== Given data
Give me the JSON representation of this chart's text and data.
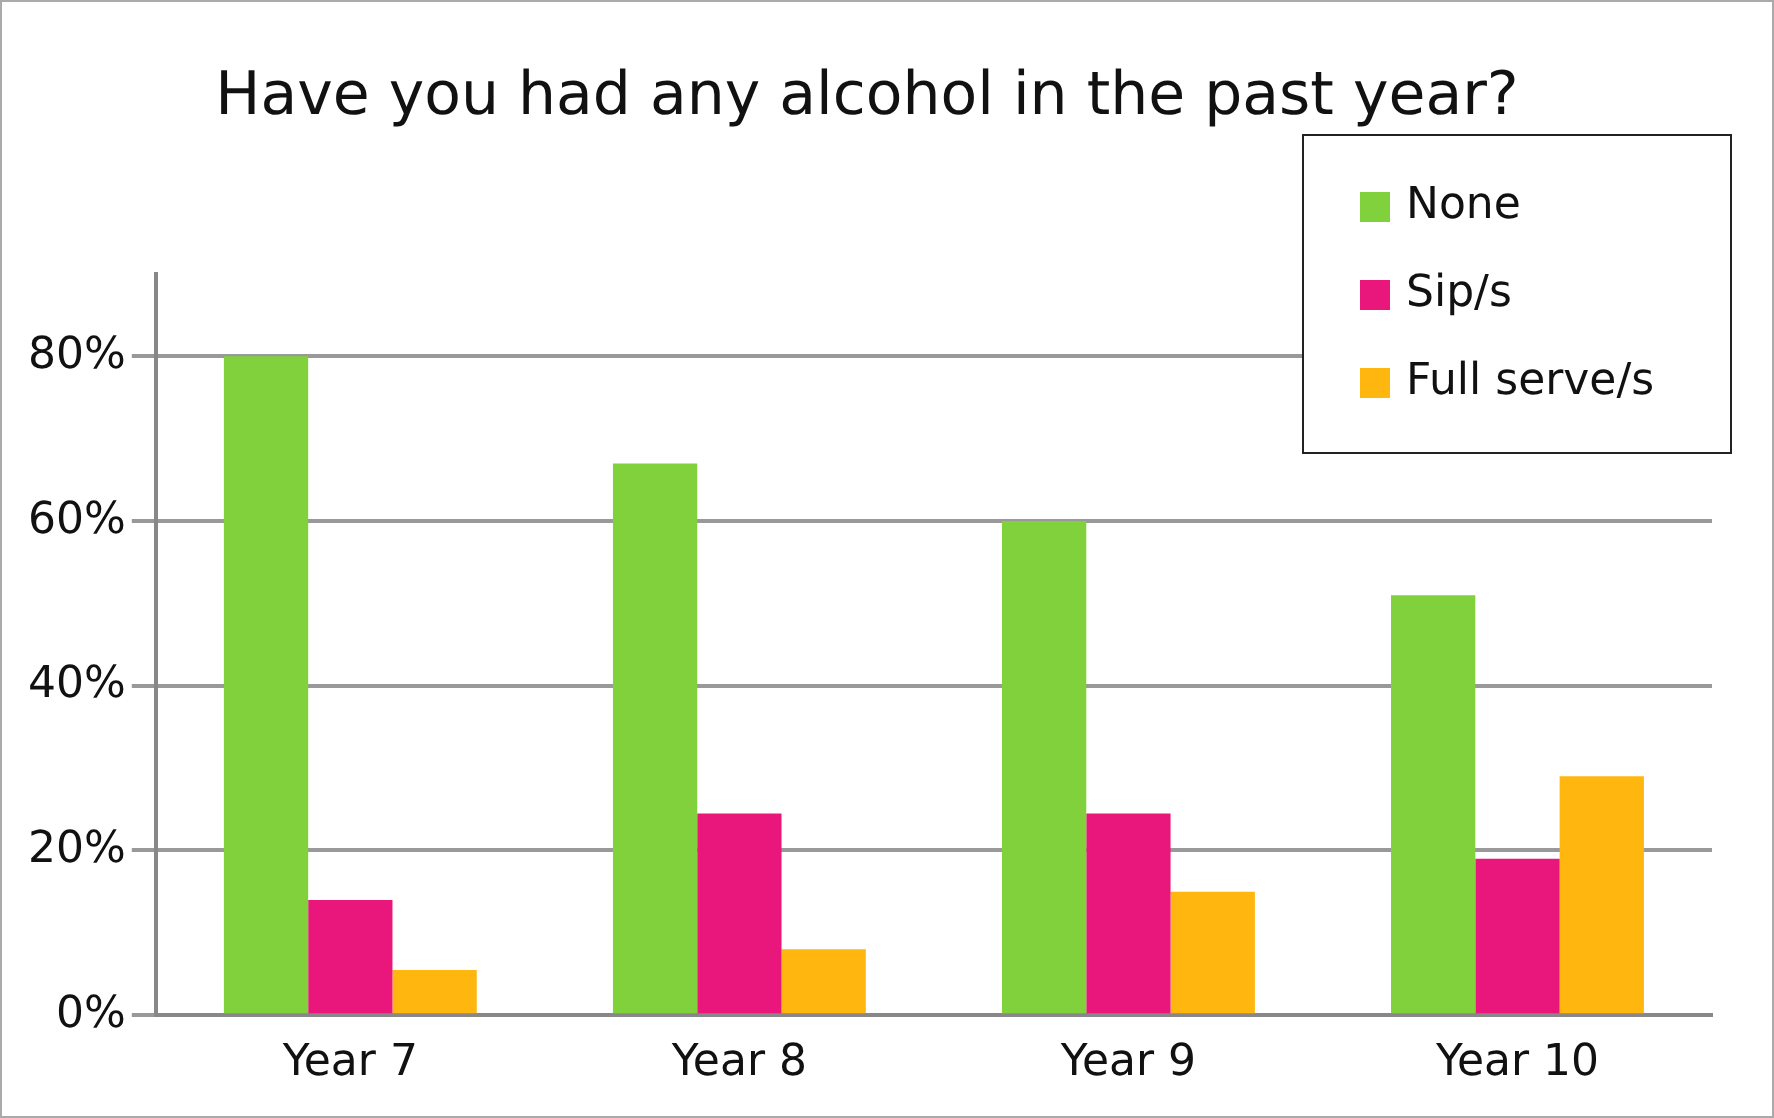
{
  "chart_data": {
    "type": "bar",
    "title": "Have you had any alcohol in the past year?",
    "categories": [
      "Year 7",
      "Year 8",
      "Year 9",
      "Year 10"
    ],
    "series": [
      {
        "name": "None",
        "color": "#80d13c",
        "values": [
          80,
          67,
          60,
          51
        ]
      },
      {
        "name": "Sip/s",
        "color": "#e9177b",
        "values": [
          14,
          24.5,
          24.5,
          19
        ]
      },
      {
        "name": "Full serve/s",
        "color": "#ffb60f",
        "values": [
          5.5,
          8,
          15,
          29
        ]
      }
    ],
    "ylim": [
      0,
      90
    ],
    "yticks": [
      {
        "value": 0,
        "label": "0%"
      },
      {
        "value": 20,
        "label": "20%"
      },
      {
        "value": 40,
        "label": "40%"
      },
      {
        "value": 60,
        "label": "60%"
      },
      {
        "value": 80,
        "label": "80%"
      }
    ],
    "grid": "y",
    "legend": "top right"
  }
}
====
#### Do this
Find every line in the entries that includes the word "name", then state how many there are and nothing else.

#### Expected answer
3